* Exercise aim
Reproduce each line of the material exactly, minus any picture.

────────────────────

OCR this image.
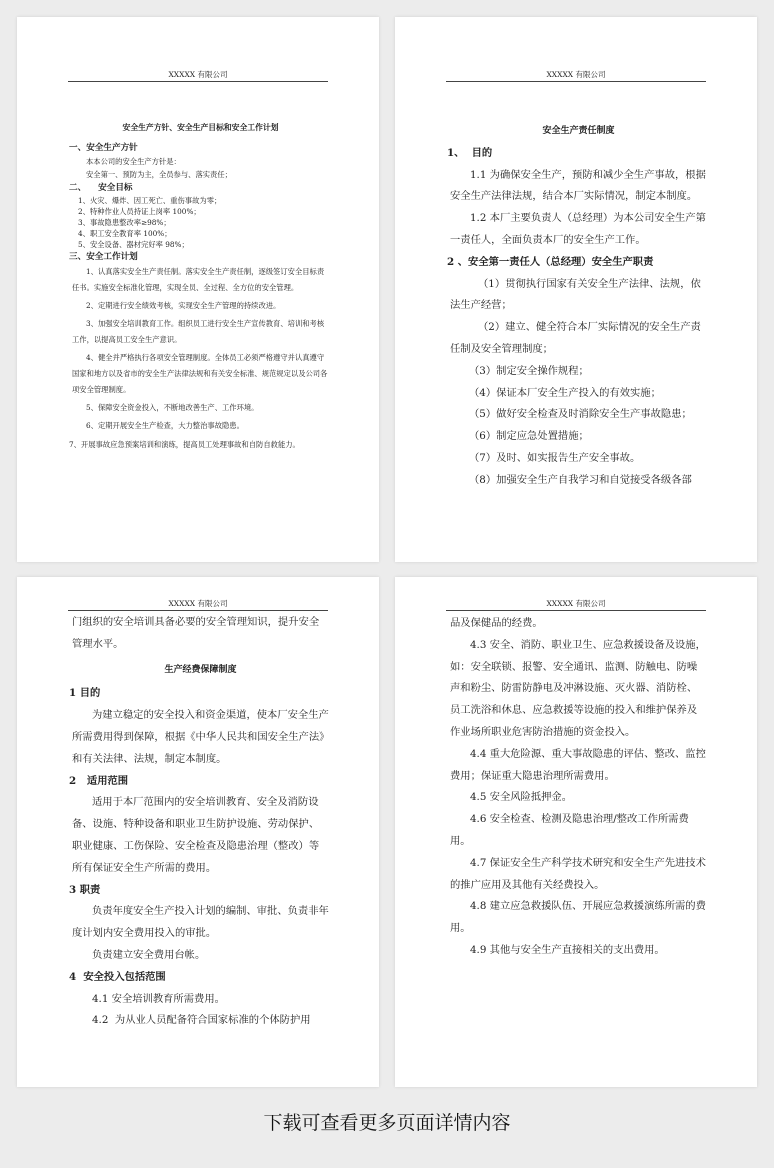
XXXXX 有限公司
安全生产方针、安全生产目标和安全工作计划
一、安全生产方针
本本公司的安全生产方针是：
安全第一、预防为主，全员参与、落实责任；
二、    安全目标
1、火灾、爆炸、因工死亡、重伤事故为零；
2、特种作业人员持证上岗率 100%；
3、事故隐患整改率≥98%；
4、职工安全教育率 100%；
5、安全设备、器材完好率 98%；
三、安全工作计划
1、认真落实安全生产责任制。落实安全生产责任制，逐级签订安全目标责任书。实施安全标准化管理，实现全员、全过程、全方位的安全管理。
2、定期进行安全绩效考核，实现安全生产管理的持续改进。
3、加强安全培训教育工作。组织员工进行安全生产宣传教育、培训和考核工作，以提高员工安全生产意识。
4、健全并严格执行各项安全管理制度。全体员工必须严格遵守并认真遵守国家和地方以及省市的安全生产法律法规和有关安全标准、规范规定以及公司各项安全管理制度。
5、保障安全资金投入，不断地改善生产、工作环境。
6、定期开展安全生产检查，大力整治事故隐患。
7、开展事故应急预案培训和演练，提高员工处理事故和自防自救能力。
XXXXX 有限公司
安全生产责任制度
1、  目的
1.1 为确保安全生产，预防和减少全生产事故，根据安全生产法律法规，结合本厂实际情况，制定本制度。
1.2 本厂主要负责人（总经理）为本公司安全生产第一责任人，全面负责本厂的安全生产工作。
2 、安全第一责任人（总经理）安全生产职责
（1）贯彻执行国家有关安全生产法律、法规，依法生产经营；
（2）建立、健全符合本厂实际情况的安全生产责任制及安全管理制度；
（3）制定安全操作规程；
（4）保证本厂安全生产投入的有效实施；
（5）做好安全检查及时消除安全生产事故隐患；
（6）制定应急处置措施；
（7）及时、如实报告生产安全事故。
（8）加强安全生产自我学习和自觉接受各级各部
XXXXX 有限公司
门组织的安全培训具备必要的安全管理知识，提升安全管理水平。
生产经费保障制度
1 目的
为建立稳定的安全投入和资金渠道，使本厂安全生产所需费用得到保障，根据《中华人民共和国安全生产法》和有关法律、法规，制定本制度。
2   适用范围
适用于本厂范围内的安全培训教育、安全及消防设备、设施、特种设备和职业卫生防护设施、劳动保护、职业健康、工伤保险、安全检查及隐患治理（整改）等所有保证安全生产所需的费用。
3 职责
负责年度安全生产投入计划的编制、审批、负责非年度计划内安全费用投入的审批。
负责建立安全费用台帐。
4  安全投入包括范围
4.1 安全培训教育所需费用。
4.2  为从业人员配备符合国家标准的个体防护用
XXXXX 有限公司
品及保健品的经费。
4.3 安全、消防、职业卫生、应急救援设备及设施，如：安全联锁、报警、安全通讯、监测、防触电、防噪声和粉尘、防雷防静电及冲淋设施、灭火器、消防栓、员工洗浴和休息、应急救援等设施的投入和维护保养及作业场所职业危害防治措施的资金投入。
4.4 重大危险源、重大事故隐患的评估、整改、监控费用；保证重大隐患治理所需费用。
4.5 安全风险抵押金。
4.6 安全检查、检测及隐患治理/整改工作所需费用。
4.7 保证安全生产科学技术研究和安全生产先进技术的推广应用及其他有关经费投入。
4.8 建立应急救援队伍、开展应急救援演练所需的费用。
4.9 其他与安全生产直接相关的支出费用。
下载可查看更多页面详情内容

────────────────────

* Task answer
OCR this image.
XXXXX 有限公司
安全生产方针、安全生产目标和安全工作计划
一、安全生产方针
本本公司的安全生产方针是：
安全第一、预防为主，全员参与、落实责任；
二、    安全目标
1、火灾、爆炸、因工死亡、重伤事故为零；
2、特种作业人员持证上岗率 100%；
3、事故隐患整改率≥98%；
4、职工安全教育率 100%；
5、安全设备、器材完好率 98%；
三、安全工作计划
1、认真落实安全生产责任制。落实安全生产责任制，逐级签订安全目标责任书。实施安全标准化管理，实现全员、全过程、全方位的安全管理。
2、定期进行安全绩效考核，实现安全生产管理的持续改进。
3、加强安全培训教育工作。组织员工进行安全生产宣传教育、培训和考核工作，以提高员工安全生产意识。
4、健全并严格执行各项安全管理制度。全体员工必须严格遵守并认真遵守国家和地方以及省市的安全生产法律法规和有关安全标准、规范规定以及公司各项安全管理制度。
5、保障安全资金投入，不断地改善生产、工作环境。
6、定期开展安全生产检查，大力整治事故隐患。
7、开展事故应急预案培训和演练，提高员工处理事故和自防自救能力。
XXXXX 有限公司
安全生产责任制度
1、  目的
1.1 为确保安全生产，预防和减少全生产事故，根据安全生产法律法规，结合本厂实际情况，制定本制度。
1.2 本厂主要负责人（总经理）为本公司安全生产第一责任人，全面负责本厂的安全生产工作。
2 、安全第一责任人（总经理）安全生产职责
（1）贯彻执行国家有关安全生产法律、法规，依法生产经营；
（2）建立、健全符合本厂实际情况的安全生产责任制及安全管理制度；
（3）制定安全操作规程；
（4）保证本厂安全生产投入的有效实施；
（5）做好安全检查及时消除安全生产事故隐患；
（6）制定应急处置措施；
（7）及时、如实报告生产安全事故。
（8）加强安全生产自我学习和自觉接受各级各部
XXXXX 有限公司
门组织的安全培训具备必要的安全管理知识，提升安全管理水平。
生产经费保障制度
1 目的
为建立稳定的安全投入和资金渠道，使本厂安全生产所需费用得到保障，根据《中华人民共和国安全生产法》和有关法律、法规，制定本制度。
2   适用范围
适用于本厂范围内的安全培训教育、安全及消防设备、设施、特种设备和职业卫生防护设施、劳动保护、职业健康、工伤保险、安全检查及隐患治理（整改）等所有保证安全生产所需的费用。
3 职责
负责年度安全生产投入计划的编制、审批、负责非年度计划内安全费用投入的审批。
负责建立安全费用台帐。
4  安全投入包括范围
4.1 安全培训教育所需费用。
4.2  为从业人员配备符合国家标准的个体防护用
XXXXX 有限公司
品及保健品的经费。
4.3 安全、消防、职业卫生、应急救援设备及设施，如：安全联锁、报警、安全通讯、监测、防触电、防噪声和粉尘、防雷防静电及冲淋设施、灭火器、消防栓、员工洗浴和休息、应急救援等设施的投入和维护保养及作业场所职业危害防治措施的资金投入。
4.4 重大危险源、重大事故隐患的评估、整改、监控费用；保证重大隐患治理所需费用。
4.5 安全风险抵押金。
4.6 安全检查、检测及隐患治理/整改工作所需费用。
4.7 保证安全生产科学技术研究和安全生产先进技术的推广应用及其他有关经费投入。
4.8 建立应急救援队伍、开展应急救援演练所需的费用。
4.9 其他与安全生产直接相关的支出费用。
下载可查看更多页面详情内容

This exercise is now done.